■ **EXERCISE**:
Return the material word for word. Do not include the pictures.

■ **DATASET RECORDS**:
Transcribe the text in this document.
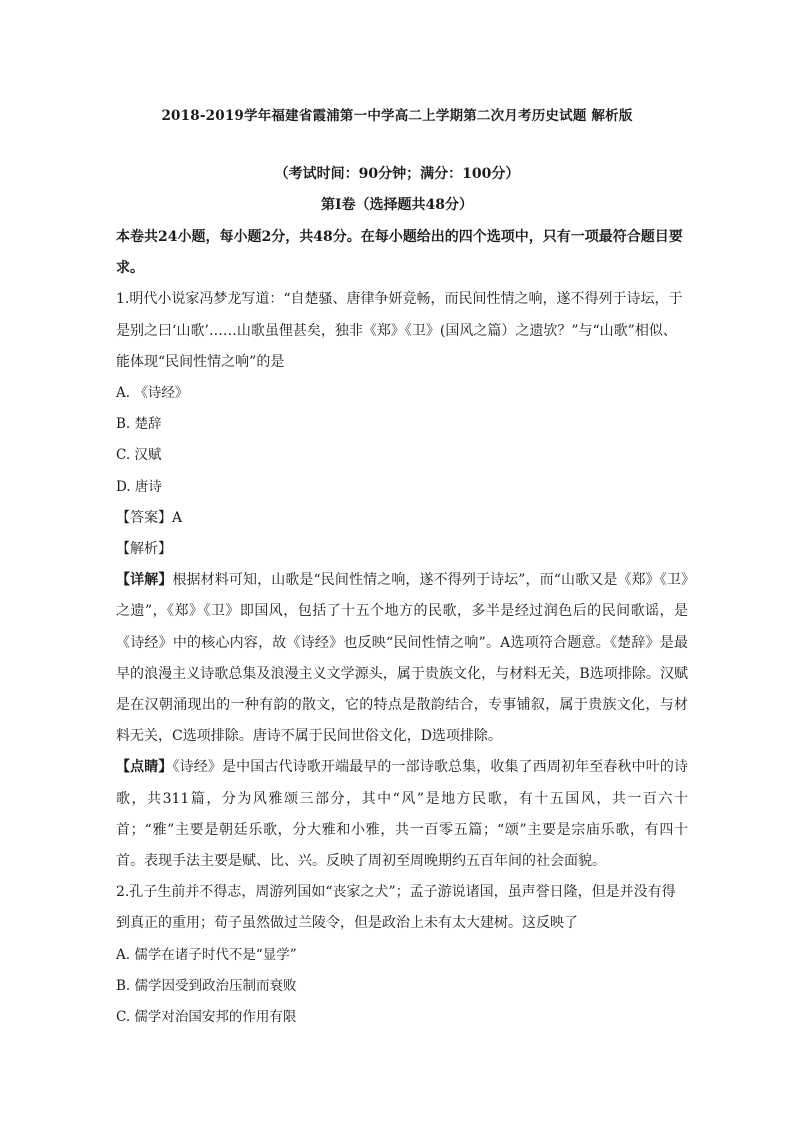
2018-2019学年福建省霞浦第一中学高二上学期第二次月考历史试题 解析版
（考试时间：90分钟；满分：100分）
第Ⅰ卷（选择题共48分）

本卷共24小题，每小题2分，共48分。在每小题给出的四个选项中，只有一项最符合题目要求。

1.明代小说家冯梦龙写道：“自楚骚、唐律争妍竞畅，而民间性情之响，遂不得列于诗坛，于是别之曰‘山歌’……山歌虽俚甚矣，独非《郑》《卫》(国风之篇）之遗欤？”与“山歌”相似、能体现“民间性情之响”的是

A. 《诗经》

B. 楚辞

C. 汉赋

D. 唐诗

【答案】A

【解析】

【详解】根据材料可知，山歌是“民间性情之响，遂不得列于诗坛”，而“山歌又是《郑》《卫》之遗”，《郑》《卫》即国风，包括了十五个地方的民歌，多半是经过润色后的民间歌谣，是《诗经》中的核心内容，故《诗经》也反映“民间性情之响”。A选项符合题意。《楚辞》是最早的浪漫主义诗歌总集及浪漫主义文学源头，属于贵族文化，与材料无关，B选项排除。汉赋是在汉朝涌现出的一种有韵的散文，它的特点是散韵结合，专事铺叙，属于贵族文化，与材料无关，C选项排除。唐诗不属于民间世俗文化，D选项排除。

【点睛】《诗经》是中国古代诗歌开端最早的一部诗歌总集，收集了西周初年至春秋中叶的诗歌，共311篇，分为风雅颂三部分，其中“风”是地方民歌，有十五国风，共一百六十首；“雅”主要是朝廷乐歌，分大雅和小雅，共一百零五篇；“颂”主要是宗庙乐歌，有四十首。表现手法主要是赋、比、兴。反映了周初至周晚期约五百年间的社会面貌。

2.孔子生前并不得志，周游列国如“丧家之犬”；孟子游说诸国，虽声誉日隆，但是并没有得到真正的重用；荀子虽然做过兰陵令，但是政治上未有太大建树。这反映了

A. 儒学在诸子时代不是“显学”

B. 儒学因受到政治压制而衰败

C. 儒学对治国安邦的作用有限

■ **THE SOLUTION**:
Transcribe the text in this document.
2018-2019学年福建省霞浦第一中学高二上学期第二次月考历史试题 解析版
（考试时间：90分钟；满分：100分）
第Ⅰ卷（选择题共48分）

本卷共24小题，每小题2分，共48分。在每小题给出的四个选项中，只有一项最符合题目要求。

1.明代小说家冯梦龙写道：“自楚骚、唐律争妍竞畅，而民间性情之响，遂不得列于诗坛，于是别之曰‘山歌’……山歌虽俚甚矣，独非《郑》《卫》(国风之篇）之遗欤？”与“山歌”相似、能体现“民间性情之响”的是

A. 《诗经》

B. 楚辞

C. 汉赋

D. 唐诗

【答案】A

【解析】

【详解】根据材料可知，山歌是“民间性情之响，遂不得列于诗坛”，而“山歌又是《郑》《卫》之遗”，《郑》《卫》即国风，包括了十五个地方的民歌，多半是经过润色后的民间歌谣，是《诗经》中的核心内容，故《诗经》也反映“民间性情之响”。A选项符合题意。《楚辞》是最早的浪漫主义诗歌总集及浪漫主义文学源头，属于贵族文化，与材料无关，B选项排除。汉赋是在汉朝涌现出的一种有韵的散文，它的特点是散韵结合，专事铺叙，属于贵族文化，与材料无关，C选项排除。唐诗不属于民间世俗文化，D选项排除。

【点睛】《诗经》是中国古代诗歌开端最早的一部诗歌总集，收集了西周初年至春秋中叶的诗歌，共311篇，分为风雅颂三部分，其中“风”是地方民歌，有十五国风，共一百六十首；“雅”主要是朝廷乐歌，分大雅和小雅，共一百零五篇；“颂”主要是宗庙乐歌，有四十首。表现手法主要是赋、比、兴。反映了周初至周晚期约五百年间的社会面貌。

2.孔子生前并不得志，周游列国如“丧家之犬”；孟子游说诸国，虽声誉日隆，但是并没有得到真正的重用；荀子虽然做过兰陵令，但是政治上未有太大建树。这反映了

A. 儒学在诸子时代不是“显学”

B. 儒学因受到政治压制而衰败

C. 儒学对治国安邦的作用有限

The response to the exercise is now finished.